__Exercise prompt__: Copy the records verbatim, starting at the line that contains "Decompose this screenshot" and ending with the line that contains "list-item: 5、古代最杰出的豪放派词人是北宋的苏轼 [217, 1011, 553, 1032]", both included.

__Exercise inputs__:
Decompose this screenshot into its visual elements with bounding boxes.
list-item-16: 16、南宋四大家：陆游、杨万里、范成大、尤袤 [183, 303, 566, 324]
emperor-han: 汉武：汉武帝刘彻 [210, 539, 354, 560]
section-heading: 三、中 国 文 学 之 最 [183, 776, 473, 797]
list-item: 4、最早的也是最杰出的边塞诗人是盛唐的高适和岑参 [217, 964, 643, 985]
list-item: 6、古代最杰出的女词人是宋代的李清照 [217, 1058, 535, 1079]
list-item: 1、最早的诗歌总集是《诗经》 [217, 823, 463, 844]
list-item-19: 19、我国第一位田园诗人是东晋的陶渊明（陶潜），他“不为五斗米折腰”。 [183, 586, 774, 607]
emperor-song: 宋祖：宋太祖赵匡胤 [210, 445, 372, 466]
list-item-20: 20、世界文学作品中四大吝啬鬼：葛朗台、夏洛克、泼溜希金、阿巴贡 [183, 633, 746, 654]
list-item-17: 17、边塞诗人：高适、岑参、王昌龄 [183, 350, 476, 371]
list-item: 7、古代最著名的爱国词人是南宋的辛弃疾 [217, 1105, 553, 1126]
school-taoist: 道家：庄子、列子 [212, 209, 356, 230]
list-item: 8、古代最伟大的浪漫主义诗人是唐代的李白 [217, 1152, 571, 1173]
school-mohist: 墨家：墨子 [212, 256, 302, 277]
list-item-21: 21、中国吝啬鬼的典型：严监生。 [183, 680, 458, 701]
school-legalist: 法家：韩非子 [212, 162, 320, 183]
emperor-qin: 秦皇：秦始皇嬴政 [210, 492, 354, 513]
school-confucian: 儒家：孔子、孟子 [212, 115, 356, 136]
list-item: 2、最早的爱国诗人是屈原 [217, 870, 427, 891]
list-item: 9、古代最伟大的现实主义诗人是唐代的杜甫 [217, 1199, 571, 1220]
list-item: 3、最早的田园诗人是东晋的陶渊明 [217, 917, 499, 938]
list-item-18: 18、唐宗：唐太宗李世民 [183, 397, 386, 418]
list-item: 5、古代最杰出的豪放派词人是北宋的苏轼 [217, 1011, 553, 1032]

--

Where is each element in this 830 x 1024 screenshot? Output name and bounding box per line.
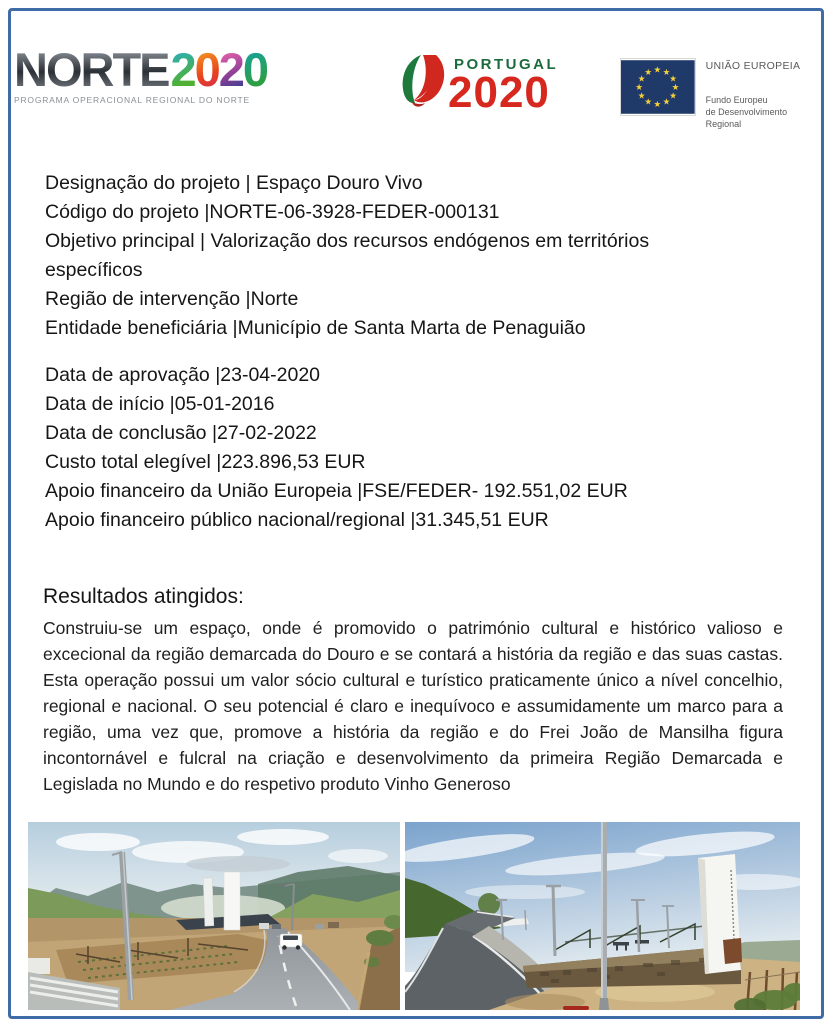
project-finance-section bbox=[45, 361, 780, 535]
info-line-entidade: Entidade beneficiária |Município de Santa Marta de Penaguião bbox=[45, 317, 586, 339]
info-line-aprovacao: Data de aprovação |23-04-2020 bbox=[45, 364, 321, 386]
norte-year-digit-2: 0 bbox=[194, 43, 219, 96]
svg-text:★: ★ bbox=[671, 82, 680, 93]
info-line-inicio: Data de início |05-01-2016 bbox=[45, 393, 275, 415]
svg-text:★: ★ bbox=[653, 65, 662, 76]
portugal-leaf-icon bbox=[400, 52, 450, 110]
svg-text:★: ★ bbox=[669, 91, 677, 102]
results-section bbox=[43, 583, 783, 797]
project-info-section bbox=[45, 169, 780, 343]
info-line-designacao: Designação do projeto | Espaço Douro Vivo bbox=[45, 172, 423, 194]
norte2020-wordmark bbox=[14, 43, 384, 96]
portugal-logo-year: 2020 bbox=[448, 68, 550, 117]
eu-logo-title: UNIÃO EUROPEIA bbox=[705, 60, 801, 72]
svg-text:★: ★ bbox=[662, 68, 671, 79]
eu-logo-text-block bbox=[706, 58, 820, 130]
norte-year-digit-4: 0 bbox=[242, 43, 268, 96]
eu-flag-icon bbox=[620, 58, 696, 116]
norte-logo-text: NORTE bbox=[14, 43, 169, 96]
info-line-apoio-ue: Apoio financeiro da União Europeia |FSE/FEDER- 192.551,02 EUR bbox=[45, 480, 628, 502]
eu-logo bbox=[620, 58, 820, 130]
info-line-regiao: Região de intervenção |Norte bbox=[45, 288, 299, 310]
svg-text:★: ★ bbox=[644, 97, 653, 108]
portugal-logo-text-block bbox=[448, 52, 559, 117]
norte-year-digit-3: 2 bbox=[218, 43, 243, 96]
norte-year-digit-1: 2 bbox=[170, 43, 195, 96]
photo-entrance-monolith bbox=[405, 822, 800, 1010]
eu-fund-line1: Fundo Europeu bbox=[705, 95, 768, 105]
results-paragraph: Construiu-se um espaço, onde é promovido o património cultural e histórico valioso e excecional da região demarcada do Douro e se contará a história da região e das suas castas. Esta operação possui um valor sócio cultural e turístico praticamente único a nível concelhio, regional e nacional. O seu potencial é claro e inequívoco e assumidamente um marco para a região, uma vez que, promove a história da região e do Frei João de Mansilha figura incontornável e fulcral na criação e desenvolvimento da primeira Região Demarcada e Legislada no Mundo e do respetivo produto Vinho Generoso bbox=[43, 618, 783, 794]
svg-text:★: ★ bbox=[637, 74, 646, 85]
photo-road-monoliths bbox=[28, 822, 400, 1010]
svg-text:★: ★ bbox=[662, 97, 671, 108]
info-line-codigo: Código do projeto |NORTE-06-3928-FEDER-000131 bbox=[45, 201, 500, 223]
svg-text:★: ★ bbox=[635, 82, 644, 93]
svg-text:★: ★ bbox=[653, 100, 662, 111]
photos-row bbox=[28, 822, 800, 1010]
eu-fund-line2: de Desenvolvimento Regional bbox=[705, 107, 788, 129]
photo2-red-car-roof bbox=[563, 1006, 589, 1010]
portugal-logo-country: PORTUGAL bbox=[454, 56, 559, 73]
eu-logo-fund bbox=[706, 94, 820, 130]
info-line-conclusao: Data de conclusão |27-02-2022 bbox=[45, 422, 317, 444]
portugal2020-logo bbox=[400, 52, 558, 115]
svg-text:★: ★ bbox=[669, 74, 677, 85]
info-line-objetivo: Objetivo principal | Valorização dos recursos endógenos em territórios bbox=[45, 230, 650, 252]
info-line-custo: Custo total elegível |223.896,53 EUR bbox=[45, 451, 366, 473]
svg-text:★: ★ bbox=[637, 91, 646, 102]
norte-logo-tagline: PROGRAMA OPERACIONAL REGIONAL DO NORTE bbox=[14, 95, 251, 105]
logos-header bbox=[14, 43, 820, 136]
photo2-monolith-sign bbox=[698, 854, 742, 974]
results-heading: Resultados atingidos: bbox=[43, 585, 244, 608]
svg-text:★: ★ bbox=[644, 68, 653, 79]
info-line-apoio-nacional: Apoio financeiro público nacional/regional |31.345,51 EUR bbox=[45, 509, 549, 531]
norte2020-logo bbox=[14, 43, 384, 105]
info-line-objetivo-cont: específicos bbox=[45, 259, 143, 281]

==

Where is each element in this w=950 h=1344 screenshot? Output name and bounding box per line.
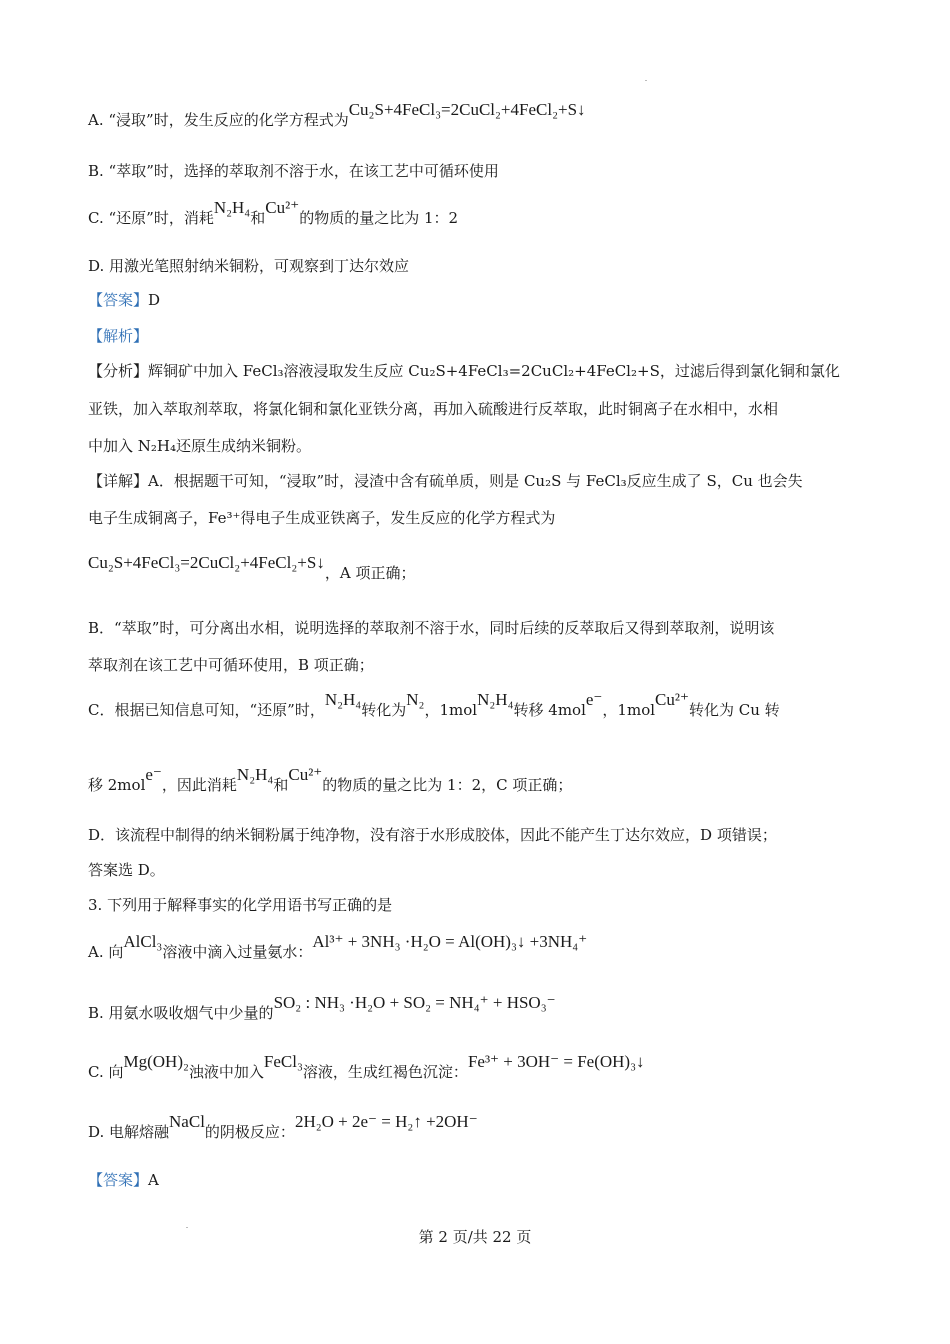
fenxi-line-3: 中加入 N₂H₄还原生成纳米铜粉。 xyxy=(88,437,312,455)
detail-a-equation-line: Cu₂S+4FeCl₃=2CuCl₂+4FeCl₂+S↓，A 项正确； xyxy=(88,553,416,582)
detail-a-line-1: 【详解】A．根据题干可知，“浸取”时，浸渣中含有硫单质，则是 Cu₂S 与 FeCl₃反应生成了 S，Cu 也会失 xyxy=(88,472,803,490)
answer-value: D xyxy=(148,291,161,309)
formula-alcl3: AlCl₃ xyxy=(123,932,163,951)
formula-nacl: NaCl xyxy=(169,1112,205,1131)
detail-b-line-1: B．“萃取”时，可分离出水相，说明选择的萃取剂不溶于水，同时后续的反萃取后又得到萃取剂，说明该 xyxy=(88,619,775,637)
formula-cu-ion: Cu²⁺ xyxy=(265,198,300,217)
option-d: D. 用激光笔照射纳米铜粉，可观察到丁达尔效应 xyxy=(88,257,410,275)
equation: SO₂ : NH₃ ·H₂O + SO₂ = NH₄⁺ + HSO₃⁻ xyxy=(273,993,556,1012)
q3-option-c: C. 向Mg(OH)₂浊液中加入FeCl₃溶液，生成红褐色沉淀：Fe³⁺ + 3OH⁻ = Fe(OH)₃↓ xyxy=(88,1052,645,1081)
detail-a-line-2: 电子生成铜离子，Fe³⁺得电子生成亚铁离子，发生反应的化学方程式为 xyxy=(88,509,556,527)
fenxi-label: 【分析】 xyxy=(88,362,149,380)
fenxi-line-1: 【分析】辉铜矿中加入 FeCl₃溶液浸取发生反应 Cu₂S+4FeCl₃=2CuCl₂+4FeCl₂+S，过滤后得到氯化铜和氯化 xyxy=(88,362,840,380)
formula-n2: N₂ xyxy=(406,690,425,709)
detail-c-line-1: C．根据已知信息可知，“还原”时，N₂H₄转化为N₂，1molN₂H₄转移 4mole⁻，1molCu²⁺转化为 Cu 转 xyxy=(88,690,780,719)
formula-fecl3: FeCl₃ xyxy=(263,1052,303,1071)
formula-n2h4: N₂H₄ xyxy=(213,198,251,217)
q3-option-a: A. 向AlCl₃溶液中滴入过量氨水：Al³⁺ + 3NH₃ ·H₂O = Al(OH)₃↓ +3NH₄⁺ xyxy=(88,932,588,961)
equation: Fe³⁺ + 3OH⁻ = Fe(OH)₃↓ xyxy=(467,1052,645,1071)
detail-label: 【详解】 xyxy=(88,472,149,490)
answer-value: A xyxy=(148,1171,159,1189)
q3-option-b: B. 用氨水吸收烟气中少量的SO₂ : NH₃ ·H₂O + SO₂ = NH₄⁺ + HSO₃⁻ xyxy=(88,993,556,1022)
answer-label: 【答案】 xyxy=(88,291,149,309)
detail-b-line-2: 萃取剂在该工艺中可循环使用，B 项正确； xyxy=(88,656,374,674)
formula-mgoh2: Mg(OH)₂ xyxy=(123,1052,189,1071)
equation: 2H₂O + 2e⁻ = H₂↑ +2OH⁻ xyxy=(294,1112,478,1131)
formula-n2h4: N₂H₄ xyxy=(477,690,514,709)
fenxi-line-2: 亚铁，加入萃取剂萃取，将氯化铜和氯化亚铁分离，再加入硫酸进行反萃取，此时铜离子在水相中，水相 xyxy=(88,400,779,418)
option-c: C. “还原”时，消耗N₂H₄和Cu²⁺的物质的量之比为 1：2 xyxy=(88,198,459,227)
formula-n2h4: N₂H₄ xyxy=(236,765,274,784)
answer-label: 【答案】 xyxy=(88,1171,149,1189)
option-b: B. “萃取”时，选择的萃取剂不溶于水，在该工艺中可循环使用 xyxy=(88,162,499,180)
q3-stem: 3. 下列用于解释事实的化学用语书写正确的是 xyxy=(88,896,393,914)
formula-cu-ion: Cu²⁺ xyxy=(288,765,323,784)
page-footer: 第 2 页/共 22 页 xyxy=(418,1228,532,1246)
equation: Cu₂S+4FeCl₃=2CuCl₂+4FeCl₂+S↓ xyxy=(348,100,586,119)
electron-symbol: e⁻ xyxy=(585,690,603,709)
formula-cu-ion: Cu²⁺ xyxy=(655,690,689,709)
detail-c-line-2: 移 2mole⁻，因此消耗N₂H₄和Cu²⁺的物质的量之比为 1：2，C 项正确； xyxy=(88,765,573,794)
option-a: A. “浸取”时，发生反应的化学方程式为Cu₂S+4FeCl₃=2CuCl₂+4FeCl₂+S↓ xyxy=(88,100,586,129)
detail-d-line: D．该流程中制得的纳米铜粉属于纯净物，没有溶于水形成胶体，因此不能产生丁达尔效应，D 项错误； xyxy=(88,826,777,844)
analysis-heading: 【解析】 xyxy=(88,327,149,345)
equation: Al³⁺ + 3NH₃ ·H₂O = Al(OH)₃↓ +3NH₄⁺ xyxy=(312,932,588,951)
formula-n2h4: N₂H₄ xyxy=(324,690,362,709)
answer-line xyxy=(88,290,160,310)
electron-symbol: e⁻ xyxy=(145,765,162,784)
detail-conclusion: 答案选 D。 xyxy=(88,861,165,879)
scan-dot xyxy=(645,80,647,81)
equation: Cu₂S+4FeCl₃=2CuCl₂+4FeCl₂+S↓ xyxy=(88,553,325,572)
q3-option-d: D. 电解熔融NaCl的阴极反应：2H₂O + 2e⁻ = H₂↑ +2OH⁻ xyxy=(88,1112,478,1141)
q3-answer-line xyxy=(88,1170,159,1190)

__In response__:
Decompose this screenshot into its visual elements with bounding boxes.
list-item-16: 16、南宋四大家：陆游、杨万里、范成大、尤袤 [183, 303, 566, 324]
emperor-han: 汉武：汉武帝刘彻 [210, 539, 354, 560]
section-heading: 三、中 国 文 学 之 最 [183, 776, 473, 797]
list-item: 4、最早的也是最杰出的边塞诗人是盛唐的高适和岑参 [217, 964, 643, 985]
list-item: 6、古代最杰出的女词人是宋代的李清照 [217, 1058, 535, 1079]
list-item: 1、最早的诗歌总集是《诗经》 [217, 823, 463, 844]
list-item-19: 19、我国第一位田园诗人是东晋的陶渊明（陶潜），他“不为五斗米折腰”。 [183, 586, 774, 607]
emperor-song: 宋祖：宋太祖赵匡胤 [210, 445, 372, 466]
list-item-20: 20、世界文学作品中四大吝啬鬼：葛朗台、夏洛克、泼溜希金、阿巴贡 [183, 633, 746, 654]
list-item-17: 17、边塞诗人：高适、岑参、王昌龄 [183, 350, 476, 371]
list-item: 7、古代最著名的爱国词人是南宋的辛弃疾 [217, 1105, 553, 1126]
school-taoist: 道家：庄子、列子 [212, 209, 356, 230]
list-item: 8、古代最伟大的浪漫主义诗人是唐代的李白 [217, 1152, 571, 1173]
school-mohist: 墨家：墨子 [212, 256, 302, 277]
list-item-21: 21、中国吝啬鬼的典型：严监生。 [183, 680, 458, 701]
school-legalist: 法家：韩非子 [212, 162, 320, 183]
emperor-qin: 秦皇：秦始皇嬴政 [210, 492, 354, 513]
school-confucian: 儒家：孔子、孟子 [212, 115, 356, 136]
list-item: 2、最早的爱国诗人是屈原 [217, 870, 427, 891]
list-item: 9、古代最伟大的现实主义诗人是唐代的杜甫 [217, 1199, 571, 1220]
list-item: 3、最早的田园诗人是东晋的陶渊明 [217, 917, 499, 938]
list-item-18: 18、唐宗：唐太宗李世民 [183, 397, 386, 418]
list-item: 5、古代最杰出的豪放派词人是北宋的苏轼 [217, 1011, 553, 1032]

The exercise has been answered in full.